--- begin Records shown ---

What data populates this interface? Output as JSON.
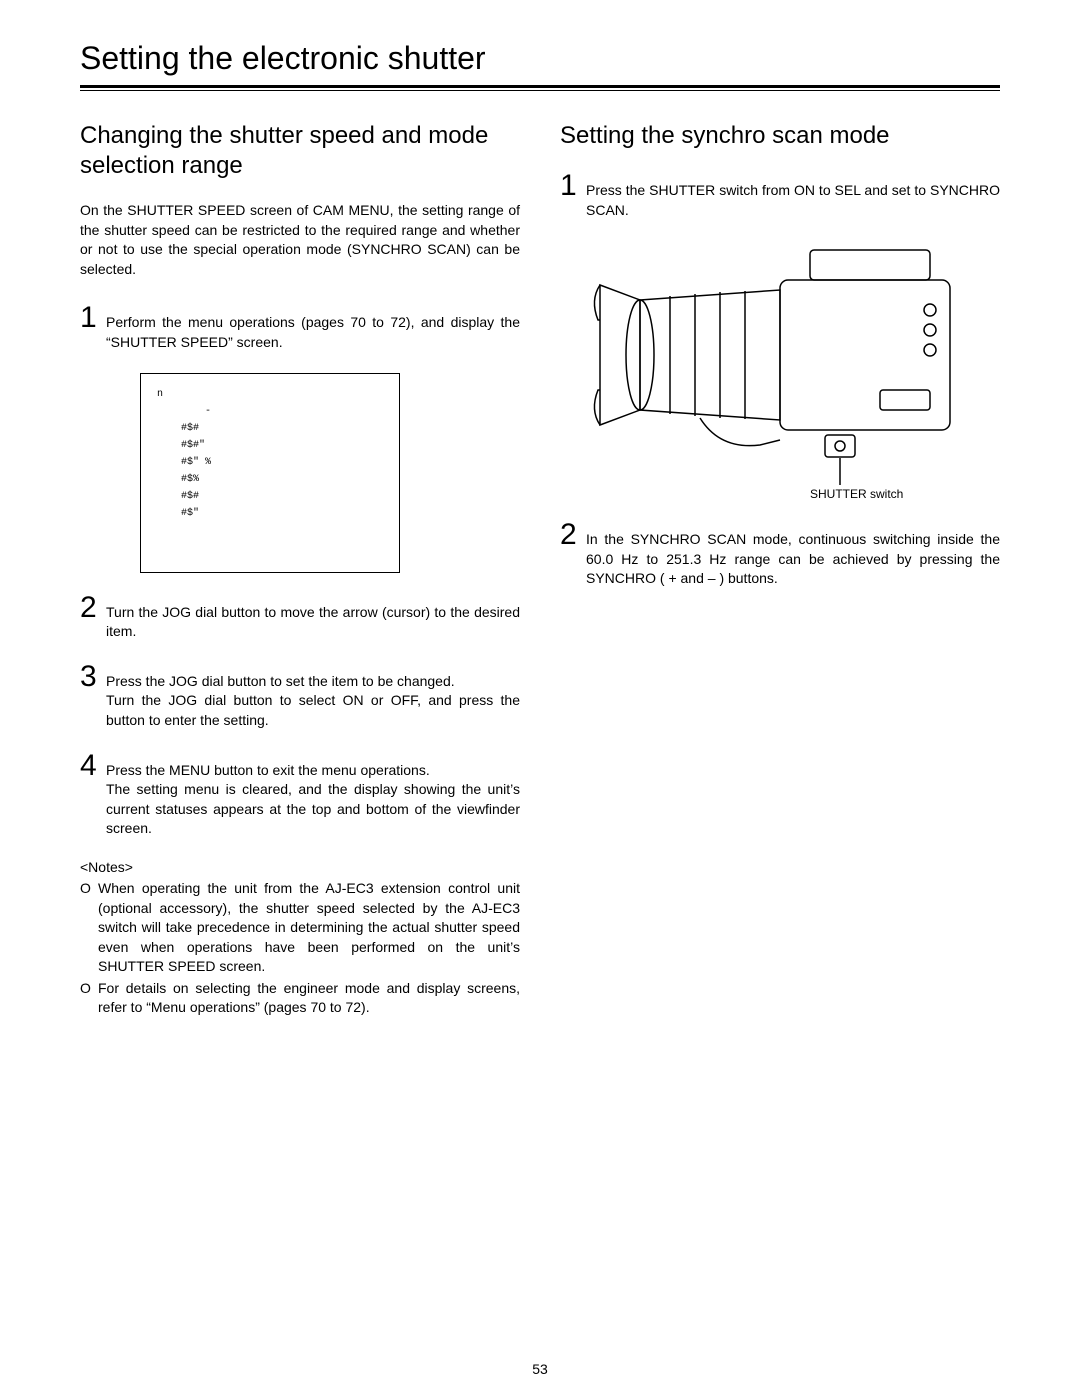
{
  "page": {
    "title": "Setting the electronic shutter",
    "number": "53"
  },
  "left": {
    "heading": "Changing the shutter speed and mode selection range",
    "intro": "On the SHUTTER SPEED screen of CAM MENU, the setting range of the shutter speed can be restricted to the required range and whether or not to use the special operation mode (SYNCHRO SCAN) can be selected.",
    "steps": [
      {
        "num": "1",
        "text": "Perform the menu operations (pages 70 to 72), and display the “SHUTTER SPEED” screen."
      },
      {
        "num": "2",
        "text": "Turn the JOG dial button to move the arrow (cursor) to the desired item."
      },
      {
        "num": "3",
        "text": "Press the JOG dial button to set the item to be changed.\nTurn the JOG dial button to select ON or OFF, and press the button to enter the setting."
      },
      {
        "num": "4",
        "text": "Press the MENU button to exit the menu operations.\nThe setting menu is cleared, and the display showing the unit’s current statuses appears at the top and bottom of the viewfinder screen."
      }
    ],
    "menu_box": "n\n        -\n    #$#\n    #$#\"\n    #$\" %\n    #$%\n    #$#\n    #$\"",
    "notes_heading": "<Notes>",
    "notes": [
      "When operating the unit from the AJ-EC3 extension control unit (optional accessory), the shutter speed selected by the AJ-EC3 switch will take precedence in determining the actual shutter speed even when operations have been performed on the unit’s SHUTTER SPEED screen.",
      "For details on selecting the engineer mode and display screens, refer to “Menu operations” (pages 70 to 72)."
    ]
  },
  "right": {
    "heading": "Setting the synchro scan mode",
    "steps": [
      {
        "num": "1",
        "text": "Press the SHUTTER switch from ON to SEL and set to SYNCHRO SCAN."
      },
      {
        "num": "2",
        "text": "In the SYNCHRO SCAN mode, continuous switching inside the 60.0 Hz to 251.3 Hz range can be achieved by pressing the SYNCHRO ( + and – ) buttons."
      }
    ],
    "figure_caption": "SHUTTER switch"
  }
}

--- end Records shown ---

Problem requirements - Quote each record exactly as it stands, minus the pictures.

The completed task -
What data populates this interface? Output as JSON.
{
  "page": {
    "title": "Setting the electronic shutter",
    "number": "53"
  },
  "left": {
    "heading": "Changing the shutter speed and mode selection range",
    "intro": "On the SHUTTER SPEED screen of CAM MENU, the setting range of the shutter speed can be restricted to the required range and whether or not to use the special operation mode (SYNCHRO SCAN) can be selected.",
    "steps": [
      {
        "num": "1",
        "text": "Perform the menu operations (pages 70 to 72), and display the “SHUTTER SPEED” screen."
      },
      {
        "num": "2",
        "text": "Turn the JOG dial button to move the arrow (cursor) to the desired item."
      },
      {
        "num": "3",
        "text": "Press the JOG dial button to set the item to be changed.\nTurn the JOG dial button to select ON or OFF, and press the button to enter the setting."
      },
      {
        "num": "4",
        "text": "Press the MENU button to exit the menu operations.\nThe setting menu is cleared, and the display showing the unit’s current statuses appears at the top and bottom of the viewfinder screen."
      }
    ],
    "menu_box": "n\n        -\n    #$#\n    #$#\"\n    #$\" %\n    #$%\n    #$#\n    #$\"",
    "notes_heading": "<Notes>",
    "notes": [
      "When operating the unit from the AJ-EC3 extension control unit (optional accessory), the shutter speed selected by the AJ-EC3 switch will take precedence in determining the actual shutter speed even when operations have been performed on the unit’s SHUTTER SPEED screen.",
      "For details on selecting the engineer mode and display screens, refer to “Menu operations” (pages 70 to 72)."
    ]
  },
  "right": {
    "heading": "Setting the synchro scan mode",
    "steps": [
      {
        "num": "1",
        "text": "Press the SHUTTER switch from ON to SEL and set to SYNCHRO SCAN."
      },
      {
        "num": "2",
        "text": "In the SYNCHRO SCAN mode, continuous switching inside the 60.0 Hz to 251.3 Hz range can be achieved by pressing the SYNCHRO ( + and – ) buttons."
      }
    ],
    "figure_caption": "SHUTTER switch"
  }
}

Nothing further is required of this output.